Set task. Tally the lines of the listing that contain the string "гривня". Give the number and nothing else.

Data extract.
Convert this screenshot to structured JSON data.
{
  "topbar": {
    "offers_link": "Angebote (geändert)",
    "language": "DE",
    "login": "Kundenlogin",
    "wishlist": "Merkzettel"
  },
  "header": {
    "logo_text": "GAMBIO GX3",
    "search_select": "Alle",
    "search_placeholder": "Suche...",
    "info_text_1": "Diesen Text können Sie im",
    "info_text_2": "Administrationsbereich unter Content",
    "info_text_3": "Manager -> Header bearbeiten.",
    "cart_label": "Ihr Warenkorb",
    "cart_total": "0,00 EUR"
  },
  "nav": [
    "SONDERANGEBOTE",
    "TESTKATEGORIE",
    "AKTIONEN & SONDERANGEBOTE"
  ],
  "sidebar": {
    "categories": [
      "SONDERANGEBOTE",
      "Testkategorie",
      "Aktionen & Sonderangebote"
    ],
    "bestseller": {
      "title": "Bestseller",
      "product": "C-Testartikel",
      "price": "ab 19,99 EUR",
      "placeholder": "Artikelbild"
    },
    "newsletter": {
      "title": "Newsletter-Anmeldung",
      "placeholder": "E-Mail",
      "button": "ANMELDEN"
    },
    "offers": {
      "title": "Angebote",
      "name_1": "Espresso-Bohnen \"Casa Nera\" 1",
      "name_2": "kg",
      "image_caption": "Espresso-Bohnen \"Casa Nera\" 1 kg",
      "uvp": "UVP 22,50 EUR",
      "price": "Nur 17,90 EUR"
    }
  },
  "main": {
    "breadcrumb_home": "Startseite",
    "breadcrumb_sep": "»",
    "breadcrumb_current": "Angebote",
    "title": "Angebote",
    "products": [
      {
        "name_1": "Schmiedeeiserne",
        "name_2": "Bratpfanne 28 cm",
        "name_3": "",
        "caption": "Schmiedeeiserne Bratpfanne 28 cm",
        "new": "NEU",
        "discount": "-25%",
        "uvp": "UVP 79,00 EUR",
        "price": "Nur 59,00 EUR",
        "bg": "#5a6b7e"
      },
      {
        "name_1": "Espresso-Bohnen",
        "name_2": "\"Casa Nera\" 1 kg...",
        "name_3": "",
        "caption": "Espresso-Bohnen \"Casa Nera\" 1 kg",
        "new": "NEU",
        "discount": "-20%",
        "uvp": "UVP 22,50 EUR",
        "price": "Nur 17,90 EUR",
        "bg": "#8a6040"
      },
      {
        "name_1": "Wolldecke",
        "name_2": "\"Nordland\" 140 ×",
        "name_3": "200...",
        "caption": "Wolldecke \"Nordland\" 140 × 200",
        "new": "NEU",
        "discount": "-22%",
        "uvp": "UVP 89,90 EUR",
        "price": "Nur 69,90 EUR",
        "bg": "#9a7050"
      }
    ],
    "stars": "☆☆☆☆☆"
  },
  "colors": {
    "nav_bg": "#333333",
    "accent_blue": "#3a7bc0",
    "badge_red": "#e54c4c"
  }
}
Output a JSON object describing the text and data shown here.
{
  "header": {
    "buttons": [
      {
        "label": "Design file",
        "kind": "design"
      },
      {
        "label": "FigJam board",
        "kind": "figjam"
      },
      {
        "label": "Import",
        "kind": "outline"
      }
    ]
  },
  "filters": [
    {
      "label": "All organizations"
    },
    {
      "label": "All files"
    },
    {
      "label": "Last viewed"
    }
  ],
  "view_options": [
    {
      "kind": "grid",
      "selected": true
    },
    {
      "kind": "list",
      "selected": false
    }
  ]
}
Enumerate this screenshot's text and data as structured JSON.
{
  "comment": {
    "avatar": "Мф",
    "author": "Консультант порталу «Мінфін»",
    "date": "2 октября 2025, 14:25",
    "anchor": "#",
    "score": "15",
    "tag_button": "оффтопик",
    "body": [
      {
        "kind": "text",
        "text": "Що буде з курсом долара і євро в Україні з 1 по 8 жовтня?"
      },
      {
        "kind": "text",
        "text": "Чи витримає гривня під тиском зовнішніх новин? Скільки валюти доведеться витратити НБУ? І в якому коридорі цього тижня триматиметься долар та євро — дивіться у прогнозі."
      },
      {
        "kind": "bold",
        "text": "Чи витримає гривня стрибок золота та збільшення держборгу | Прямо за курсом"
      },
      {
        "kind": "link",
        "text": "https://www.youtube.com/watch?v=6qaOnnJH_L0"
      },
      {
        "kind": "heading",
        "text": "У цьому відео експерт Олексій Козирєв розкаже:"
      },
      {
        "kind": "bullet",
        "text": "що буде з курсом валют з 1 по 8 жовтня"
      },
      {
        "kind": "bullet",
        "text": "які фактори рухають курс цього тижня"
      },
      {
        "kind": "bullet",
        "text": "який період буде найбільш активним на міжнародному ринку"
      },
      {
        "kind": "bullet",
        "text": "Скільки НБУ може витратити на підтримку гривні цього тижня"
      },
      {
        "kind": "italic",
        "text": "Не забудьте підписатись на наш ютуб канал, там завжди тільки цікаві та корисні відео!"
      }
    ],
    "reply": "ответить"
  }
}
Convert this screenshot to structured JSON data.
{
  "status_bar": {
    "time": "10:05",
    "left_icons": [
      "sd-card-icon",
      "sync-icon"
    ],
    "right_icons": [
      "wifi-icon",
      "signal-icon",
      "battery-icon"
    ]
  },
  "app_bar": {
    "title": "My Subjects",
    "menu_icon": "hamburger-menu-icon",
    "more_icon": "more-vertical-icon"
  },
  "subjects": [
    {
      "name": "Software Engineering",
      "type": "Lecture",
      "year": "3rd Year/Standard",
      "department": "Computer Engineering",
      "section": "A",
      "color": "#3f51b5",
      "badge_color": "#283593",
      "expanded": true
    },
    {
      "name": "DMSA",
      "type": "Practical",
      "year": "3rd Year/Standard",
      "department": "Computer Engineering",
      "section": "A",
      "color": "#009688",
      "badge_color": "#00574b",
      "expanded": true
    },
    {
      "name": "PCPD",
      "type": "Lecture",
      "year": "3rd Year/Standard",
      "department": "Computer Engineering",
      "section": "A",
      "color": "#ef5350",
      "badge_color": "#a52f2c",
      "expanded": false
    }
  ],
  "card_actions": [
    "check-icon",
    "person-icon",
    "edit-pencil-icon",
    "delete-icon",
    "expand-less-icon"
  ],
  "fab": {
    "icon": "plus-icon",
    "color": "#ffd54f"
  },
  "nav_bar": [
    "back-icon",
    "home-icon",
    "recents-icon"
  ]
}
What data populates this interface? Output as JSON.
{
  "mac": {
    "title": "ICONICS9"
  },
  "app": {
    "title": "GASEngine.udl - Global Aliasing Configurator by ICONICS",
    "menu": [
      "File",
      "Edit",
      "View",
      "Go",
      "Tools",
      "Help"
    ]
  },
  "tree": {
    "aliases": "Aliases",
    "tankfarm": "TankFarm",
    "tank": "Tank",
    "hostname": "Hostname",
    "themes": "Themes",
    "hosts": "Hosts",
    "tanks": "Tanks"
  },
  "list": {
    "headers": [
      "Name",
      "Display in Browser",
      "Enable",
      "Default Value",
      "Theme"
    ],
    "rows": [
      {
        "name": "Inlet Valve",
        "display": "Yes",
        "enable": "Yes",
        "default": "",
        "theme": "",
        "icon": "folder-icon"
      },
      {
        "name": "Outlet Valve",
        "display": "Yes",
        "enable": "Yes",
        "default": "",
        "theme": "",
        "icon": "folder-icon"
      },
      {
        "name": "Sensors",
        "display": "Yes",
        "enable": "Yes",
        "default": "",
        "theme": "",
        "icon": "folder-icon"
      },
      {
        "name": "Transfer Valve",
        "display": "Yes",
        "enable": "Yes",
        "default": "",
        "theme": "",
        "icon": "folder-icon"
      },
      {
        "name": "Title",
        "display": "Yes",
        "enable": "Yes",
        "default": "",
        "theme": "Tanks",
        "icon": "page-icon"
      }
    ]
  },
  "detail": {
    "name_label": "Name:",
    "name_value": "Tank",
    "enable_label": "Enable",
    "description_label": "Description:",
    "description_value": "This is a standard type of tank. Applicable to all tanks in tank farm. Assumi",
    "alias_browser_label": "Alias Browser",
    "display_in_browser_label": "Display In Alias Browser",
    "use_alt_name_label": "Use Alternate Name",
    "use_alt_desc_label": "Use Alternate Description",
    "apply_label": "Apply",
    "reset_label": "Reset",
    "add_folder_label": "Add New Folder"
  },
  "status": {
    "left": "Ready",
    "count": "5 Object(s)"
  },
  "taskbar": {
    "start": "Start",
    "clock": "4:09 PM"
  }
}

Expected answer. 2